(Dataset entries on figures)
• • •

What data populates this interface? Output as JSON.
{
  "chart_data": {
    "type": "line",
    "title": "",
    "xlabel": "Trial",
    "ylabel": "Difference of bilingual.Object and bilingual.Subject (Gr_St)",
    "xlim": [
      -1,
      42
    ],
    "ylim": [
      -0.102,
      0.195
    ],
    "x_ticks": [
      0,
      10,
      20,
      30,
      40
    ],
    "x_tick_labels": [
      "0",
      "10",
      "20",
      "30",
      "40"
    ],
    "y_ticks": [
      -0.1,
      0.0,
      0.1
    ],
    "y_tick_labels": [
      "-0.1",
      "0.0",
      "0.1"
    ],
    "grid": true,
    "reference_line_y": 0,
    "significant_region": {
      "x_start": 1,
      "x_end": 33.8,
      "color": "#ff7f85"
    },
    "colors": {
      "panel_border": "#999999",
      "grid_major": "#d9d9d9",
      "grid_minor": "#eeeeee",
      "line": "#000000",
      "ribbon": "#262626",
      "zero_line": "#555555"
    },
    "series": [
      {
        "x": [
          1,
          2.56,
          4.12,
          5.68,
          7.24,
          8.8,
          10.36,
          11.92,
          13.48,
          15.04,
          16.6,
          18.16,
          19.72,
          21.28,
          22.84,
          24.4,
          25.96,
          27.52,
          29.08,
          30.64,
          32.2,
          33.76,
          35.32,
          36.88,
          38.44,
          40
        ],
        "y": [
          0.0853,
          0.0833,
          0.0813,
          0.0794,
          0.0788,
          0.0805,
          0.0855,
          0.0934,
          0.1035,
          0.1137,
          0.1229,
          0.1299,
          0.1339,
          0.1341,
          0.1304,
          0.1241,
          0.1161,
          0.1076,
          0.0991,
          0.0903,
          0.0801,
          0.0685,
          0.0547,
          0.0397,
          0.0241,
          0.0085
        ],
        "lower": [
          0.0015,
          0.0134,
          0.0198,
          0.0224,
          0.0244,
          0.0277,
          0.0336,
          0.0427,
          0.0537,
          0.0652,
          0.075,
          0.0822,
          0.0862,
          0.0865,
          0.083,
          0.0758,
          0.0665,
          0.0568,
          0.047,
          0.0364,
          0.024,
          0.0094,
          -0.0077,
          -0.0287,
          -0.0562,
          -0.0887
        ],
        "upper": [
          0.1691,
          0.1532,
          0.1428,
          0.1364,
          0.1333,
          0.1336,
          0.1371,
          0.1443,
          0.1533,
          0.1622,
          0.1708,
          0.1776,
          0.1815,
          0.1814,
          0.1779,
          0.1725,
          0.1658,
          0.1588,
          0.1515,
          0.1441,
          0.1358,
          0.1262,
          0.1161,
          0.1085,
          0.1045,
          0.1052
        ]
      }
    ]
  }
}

• • •

Repeat the listing above without any change.

PROBLEM SOLUTION:
What data populates this interface? Output as JSON.
{
  "chart_data": {
    "type": "line",
    "title": "",
    "xlabel": "Trial",
    "ylabel": "Difference of bilingual.Object and bilingual.Subject (Gr_St)",
    "xlim": [
      -1,
      42
    ],
    "ylim": [
      -0.102,
      0.195
    ],
    "x_ticks": [
      0,
      10,
      20,
      30,
      40
    ],
    "x_tick_labels": [
      "0",
      "10",
      "20",
      "30",
      "40"
    ],
    "y_ticks": [
      -0.1,
      0.0,
      0.1
    ],
    "y_tick_labels": [
      "-0.1",
      "0.0",
      "0.1"
    ],
    "grid": true,
    "reference_line_y": 0,
    "significant_region": {
      "x_start": 1,
      "x_end": 33.8,
      "color": "#ff7f85"
    },
    "colors": {
      "panel_border": "#999999",
      "grid_major": "#d9d9d9",
      "grid_minor": "#eeeeee",
      "line": "#000000",
      "ribbon": "#262626",
      "zero_line": "#555555"
    },
    "series": [
      {
        "x": [
          1,
          2.56,
          4.12,
          5.68,
          7.24,
          8.8,
          10.36,
          11.92,
          13.48,
          15.04,
          16.6,
          18.16,
          19.72,
          21.28,
          22.84,
          24.4,
          25.96,
          27.52,
          29.08,
          30.64,
          32.2,
          33.76,
          35.32,
          36.88,
          38.44,
          40
        ],
        "y": [
          0.0853,
          0.0833,
          0.0813,
          0.0794,
          0.0788,
          0.0805,
          0.0855,
          0.0934,
          0.1035,
          0.1137,
          0.1229,
          0.1299,
          0.1339,
          0.1341,
          0.1304,
          0.1241,
          0.1161,
          0.1076,
          0.0991,
          0.0903,
          0.0801,
          0.0685,
          0.0547,
          0.0397,
          0.0241,
          0.0085
        ],
        "lower": [
          0.0015,
          0.0134,
          0.0198,
          0.0224,
          0.0244,
          0.0277,
          0.0336,
          0.0427,
          0.0537,
          0.0652,
          0.075,
          0.0822,
          0.0862,
          0.0865,
          0.083,
          0.0758,
          0.0665,
          0.0568,
          0.047,
          0.0364,
          0.024,
          0.0094,
          -0.0077,
          -0.0287,
          -0.0562,
          -0.0887
        ],
        "upper": [
          0.1691,
          0.1532,
          0.1428,
          0.1364,
          0.1333,
          0.1336,
          0.1371,
          0.1443,
          0.1533,
          0.1622,
          0.1708,
          0.1776,
          0.1815,
          0.1814,
          0.1779,
          0.1725,
          0.1658,
          0.1588,
          0.1515,
          0.1441,
          0.1358,
          0.1262,
          0.1161,
          0.1085,
          0.1045,
          0.1052
        ]
      }
    ]
  }
}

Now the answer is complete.